**Task description:**
Change every occurrence of "Drink water" in the listing to "Read a book", keeping everything else the same.

**Records for this task:**
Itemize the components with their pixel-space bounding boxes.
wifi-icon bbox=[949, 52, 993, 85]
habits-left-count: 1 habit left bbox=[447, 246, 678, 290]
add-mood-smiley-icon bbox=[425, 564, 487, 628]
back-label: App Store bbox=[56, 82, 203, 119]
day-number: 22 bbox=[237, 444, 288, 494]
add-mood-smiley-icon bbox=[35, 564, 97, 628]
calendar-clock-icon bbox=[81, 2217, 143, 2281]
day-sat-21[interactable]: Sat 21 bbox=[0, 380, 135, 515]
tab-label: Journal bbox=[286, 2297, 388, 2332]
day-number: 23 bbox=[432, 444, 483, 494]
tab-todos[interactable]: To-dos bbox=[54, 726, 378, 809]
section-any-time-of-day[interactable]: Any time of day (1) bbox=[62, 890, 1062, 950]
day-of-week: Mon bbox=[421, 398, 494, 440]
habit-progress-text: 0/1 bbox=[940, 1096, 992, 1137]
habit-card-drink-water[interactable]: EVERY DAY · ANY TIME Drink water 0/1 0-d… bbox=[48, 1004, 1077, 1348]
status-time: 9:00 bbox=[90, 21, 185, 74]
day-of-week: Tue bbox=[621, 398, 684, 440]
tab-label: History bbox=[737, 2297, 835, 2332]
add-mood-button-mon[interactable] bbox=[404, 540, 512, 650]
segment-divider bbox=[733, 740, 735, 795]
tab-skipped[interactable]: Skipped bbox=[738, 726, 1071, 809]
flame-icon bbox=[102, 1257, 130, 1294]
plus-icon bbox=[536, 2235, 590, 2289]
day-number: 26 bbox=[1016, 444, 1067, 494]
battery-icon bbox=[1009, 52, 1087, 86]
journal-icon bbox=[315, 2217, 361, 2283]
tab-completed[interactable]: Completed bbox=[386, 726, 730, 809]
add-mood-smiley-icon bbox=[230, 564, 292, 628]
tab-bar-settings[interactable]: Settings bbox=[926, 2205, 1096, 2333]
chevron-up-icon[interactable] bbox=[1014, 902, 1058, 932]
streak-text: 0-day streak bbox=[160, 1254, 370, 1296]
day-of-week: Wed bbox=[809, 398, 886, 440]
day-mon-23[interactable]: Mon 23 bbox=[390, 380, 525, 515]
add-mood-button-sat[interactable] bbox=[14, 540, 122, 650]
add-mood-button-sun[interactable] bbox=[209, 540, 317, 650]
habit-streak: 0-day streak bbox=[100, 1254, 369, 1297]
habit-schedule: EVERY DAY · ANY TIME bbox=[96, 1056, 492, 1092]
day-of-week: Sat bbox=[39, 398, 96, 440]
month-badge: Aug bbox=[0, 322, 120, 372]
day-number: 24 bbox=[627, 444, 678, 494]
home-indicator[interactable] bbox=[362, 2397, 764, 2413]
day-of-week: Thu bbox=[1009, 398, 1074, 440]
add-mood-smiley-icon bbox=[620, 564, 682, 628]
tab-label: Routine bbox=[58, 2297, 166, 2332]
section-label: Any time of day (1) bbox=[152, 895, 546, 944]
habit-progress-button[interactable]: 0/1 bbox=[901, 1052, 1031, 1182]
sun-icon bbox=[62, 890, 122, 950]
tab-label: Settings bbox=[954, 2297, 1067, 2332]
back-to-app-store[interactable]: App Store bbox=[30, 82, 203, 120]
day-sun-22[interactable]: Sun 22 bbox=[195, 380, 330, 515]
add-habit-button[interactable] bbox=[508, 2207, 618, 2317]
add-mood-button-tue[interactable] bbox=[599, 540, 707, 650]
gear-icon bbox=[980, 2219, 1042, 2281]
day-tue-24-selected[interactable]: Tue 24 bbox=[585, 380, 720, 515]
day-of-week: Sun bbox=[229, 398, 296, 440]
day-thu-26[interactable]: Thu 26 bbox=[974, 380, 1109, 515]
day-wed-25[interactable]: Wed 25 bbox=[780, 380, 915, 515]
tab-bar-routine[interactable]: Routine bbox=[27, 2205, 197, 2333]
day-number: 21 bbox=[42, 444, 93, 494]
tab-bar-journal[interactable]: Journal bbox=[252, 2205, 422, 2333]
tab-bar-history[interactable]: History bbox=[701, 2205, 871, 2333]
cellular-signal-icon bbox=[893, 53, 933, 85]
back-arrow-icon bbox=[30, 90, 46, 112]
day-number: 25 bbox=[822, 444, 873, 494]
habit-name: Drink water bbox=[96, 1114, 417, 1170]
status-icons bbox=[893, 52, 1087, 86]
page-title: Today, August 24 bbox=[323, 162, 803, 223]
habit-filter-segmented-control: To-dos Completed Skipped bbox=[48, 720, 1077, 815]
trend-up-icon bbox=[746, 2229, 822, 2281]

**The result:**
Itemize the components with their pixel-space bounding boxes.
wifi-icon bbox=[949, 52, 993, 85]
habits-left-count: 1 habit left bbox=[447, 246, 678, 290]
add-mood-smiley-icon bbox=[425, 564, 487, 628]
back-label: App Store bbox=[56, 82, 203, 119]
day-number: 22 bbox=[237, 444, 288, 494]
add-mood-smiley-icon bbox=[35, 564, 97, 628]
calendar-clock-icon bbox=[81, 2217, 143, 2281]
day-sat-21[interactable]: Sat 21 bbox=[0, 380, 135, 515]
tab-label: Journal bbox=[286, 2297, 388, 2332]
day-number: 23 bbox=[432, 444, 483, 494]
tab-todos[interactable]: To-dos bbox=[54, 726, 378, 809]
section-any-time-of-day[interactable]: Any time of day (1) bbox=[62, 890, 1062, 950]
day-of-week: Mon bbox=[421, 398, 494, 440]
habit-progress-text: 0/1 bbox=[940, 1096, 992, 1137]
habit-card-drink-water[interactable]: EVERY DAY · ANY TIME Read a book 0/1 0-d… bbox=[48, 1004, 1077, 1348]
status-time: 9:00 bbox=[90, 21, 185, 74]
day-of-week: Tue bbox=[621, 398, 684, 440]
tab-label: History bbox=[737, 2297, 835, 2332]
add-mood-button-mon[interactable] bbox=[404, 540, 512, 650]
segment-divider bbox=[733, 740, 735, 795]
tab-skipped[interactable]: Skipped bbox=[738, 726, 1071, 809]
flame-icon bbox=[102, 1257, 130, 1294]
plus-icon bbox=[536, 2235, 590, 2289]
day-number: 26 bbox=[1016, 444, 1067, 494]
battery-icon bbox=[1009, 52, 1087, 86]
journal-icon bbox=[315, 2217, 361, 2283]
tab-completed[interactable]: Completed bbox=[386, 726, 730, 809]
add-mood-smiley-icon bbox=[230, 564, 292, 628]
tab-bar-settings[interactable]: Settings bbox=[926, 2205, 1096, 2333]
chevron-up-icon[interactable] bbox=[1014, 902, 1058, 932]
streak-text: 0-day streak bbox=[160, 1254, 370, 1296]
day-of-week: Wed bbox=[809, 398, 886, 440]
day-mon-23[interactable]: Mon 23 bbox=[390, 380, 525, 515]
add-mood-button-sat[interactable] bbox=[14, 540, 122, 650]
add-mood-button-sun[interactable] bbox=[209, 540, 317, 650]
habit-streak: 0-day streak bbox=[100, 1254, 369, 1297]
habit-schedule: EVERY DAY · ANY TIME bbox=[96, 1056, 492, 1092]
day-of-week: Sat bbox=[39, 398, 96, 440]
month-badge: Aug bbox=[0, 322, 120, 372]
day-number: 24 bbox=[627, 444, 678, 494]
home-indicator[interactable] bbox=[362, 2397, 764, 2413]
day-of-week: Thu bbox=[1009, 398, 1074, 440]
add-mood-smiley-icon bbox=[620, 564, 682, 628]
tab-label: Routine bbox=[58, 2297, 166, 2332]
section-label: Any time of day (1) bbox=[152, 895, 546, 944]
habit-progress-button[interactable]: 0/1 bbox=[901, 1052, 1031, 1182]
sun-icon bbox=[62, 890, 122, 950]
tab-label: Settings bbox=[954, 2297, 1067, 2332]
back-to-app-store[interactable]: App Store bbox=[30, 82, 203, 120]
day-sun-22[interactable]: Sun 22 bbox=[195, 380, 330, 515]
add-habit-button[interactable] bbox=[508, 2207, 618, 2317]
add-mood-button-tue[interactable] bbox=[599, 540, 707, 650]
gear-icon bbox=[980, 2219, 1042, 2281]
day-tue-24-selected[interactable]: Tue 24 bbox=[585, 380, 720, 515]
day-of-week: Sun bbox=[229, 398, 296, 440]
day-thu-26[interactable]: Thu 26 bbox=[974, 380, 1109, 515]
day-wed-25[interactable]: Wed 25 bbox=[780, 380, 915, 515]
tab-bar-routine[interactable]: Routine bbox=[27, 2205, 197, 2333]
day-number: 21 bbox=[42, 444, 93, 494]
tab-bar-journal[interactable]: Journal bbox=[252, 2205, 422, 2333]
tab-bar-history[interactable]: History bbox=[701, 2205, 871, 2333]
cellular-signal-icon bbox=[893, 53, 933, 85]
back-arrow-icon bbox=[30, 90, 46, 112]
day-number: 25 bbox=[822, 444, 873, 494]
habit-name: Read a book bbox=[96, 1114, 417, 1170]
status-icons bbox=[893, 52, 1087, 86]
page-title: Today, August 24 bbox=[323, 162, 803, 223]
habit-filter-segmented-control: To-dos Completed Skipped bbox=[48, 720, 1077, 815]
trend-up-icon bbox=[746, 2229, 822, 2281]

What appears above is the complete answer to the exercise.